[Items from a dataset]
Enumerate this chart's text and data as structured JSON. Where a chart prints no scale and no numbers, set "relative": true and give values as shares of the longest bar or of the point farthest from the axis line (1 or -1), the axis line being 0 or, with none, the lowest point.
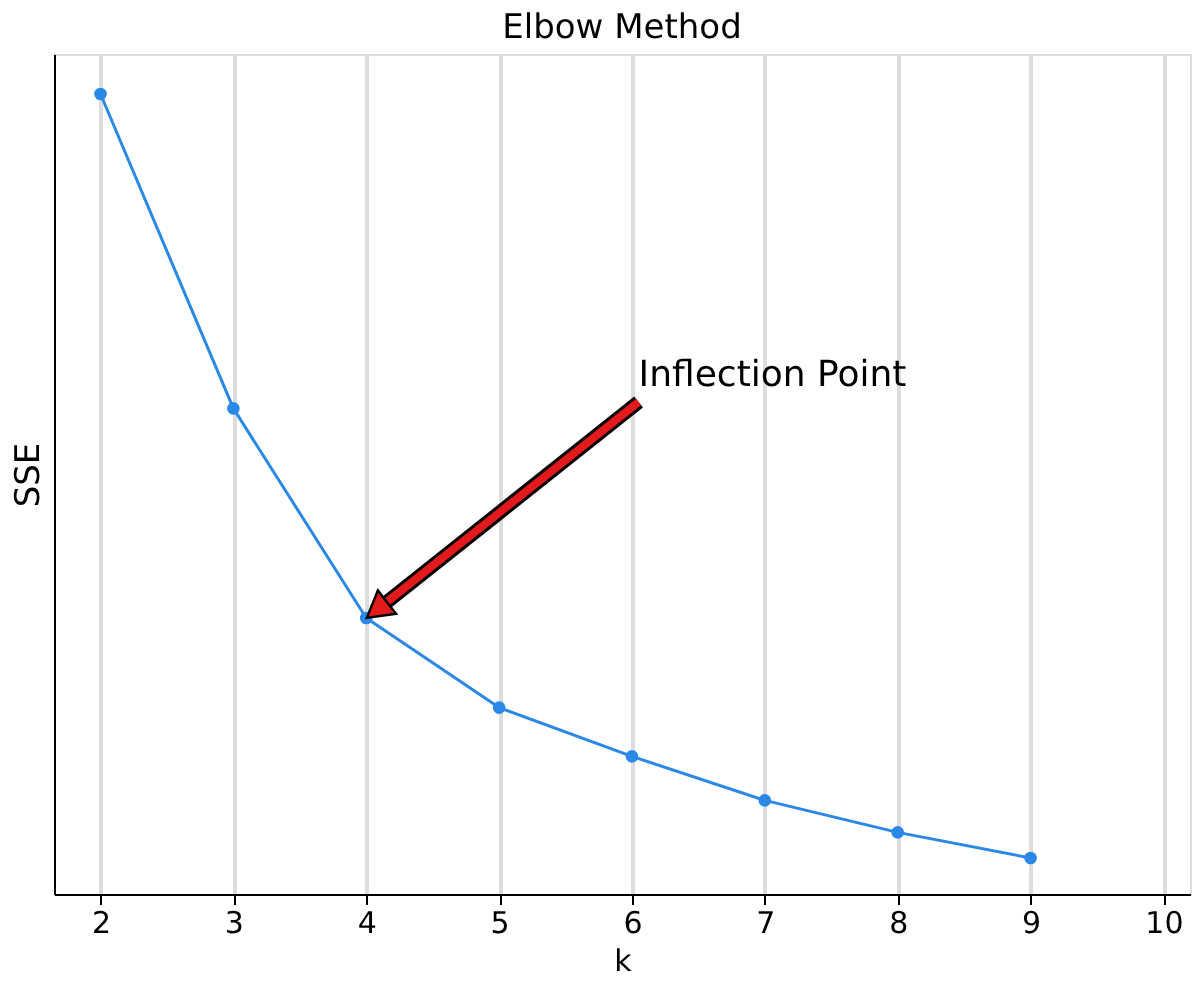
{
  "chart_data": {
    "type": "line",
    "title": "Elbow Method",
    "xlabel": "k",
    "ylabel": "SSE",
    "relative": true,
    "x": [
      2,
      3,
      4,
      5,
      6,
      7,
      8,
      9
    ],
    "series": [
      {
        "color": "#2a88e6",
        "values": [
          1,
          0.607,
          0.345,
          0.233,
          0.172,
          0.117,
          0.077,
          0.045
        ]
      }
    ],
    "xlim": [
      1.65,
      10.2
    ],
    "xticks": [
      2,
      3,
      4,
      5,
      6,
      7,
      8,
      9,
      10
    ],
    "grid": "x",
    "marker": "circle",
    "line_style": "solid",
    "annotations": [
      {
        "text": "Inflection Point",
        "x": 4,
        "y": 0.345
      }
    ]
  }
}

» **Do this**:
Pictures in the records above are not copied; print everything else exactly.

» **Response to this task**:
Enumerate this chart's text and data as structured JSON. Where a chart prints no scale and no numbers, set "relative": true and give values as shares of the longest bar or of the point farthest from the axis line (1 or -1), the axis line being 0 or, with none, the lowest point.
{
  "chart_data": {
    "type": "line",
    "title": "Elbow Method",
    "xlabel": "k",
    "ylabel": "SSE",
    "relative": true,
    "x": [
      2,
      3,
      4,
      5,
      6,
      7,
      8,
      9
    ],
    "series": [
      {
        "color": "#2a88e6",
        "values": [
          1,
          0.607,
          0.345,
          0.233,
          0.172,
          0.117,
          0.077,
          0.045
        ]
      }
    ],
    "xlim": [
      1.65,
      10.2
    ],
    "xticks": [
      2,
      3,
      4,
      5,
      6,
      7,
      8,
      9,
      10
    ],
    "grid": "x",
    "marker": "circle",
    "line_style": "solid",
    "annotations": [
      {
        "text": "Inflection Point",
        "x": 4,
        "y": 0.345
      }
    ]
  }
}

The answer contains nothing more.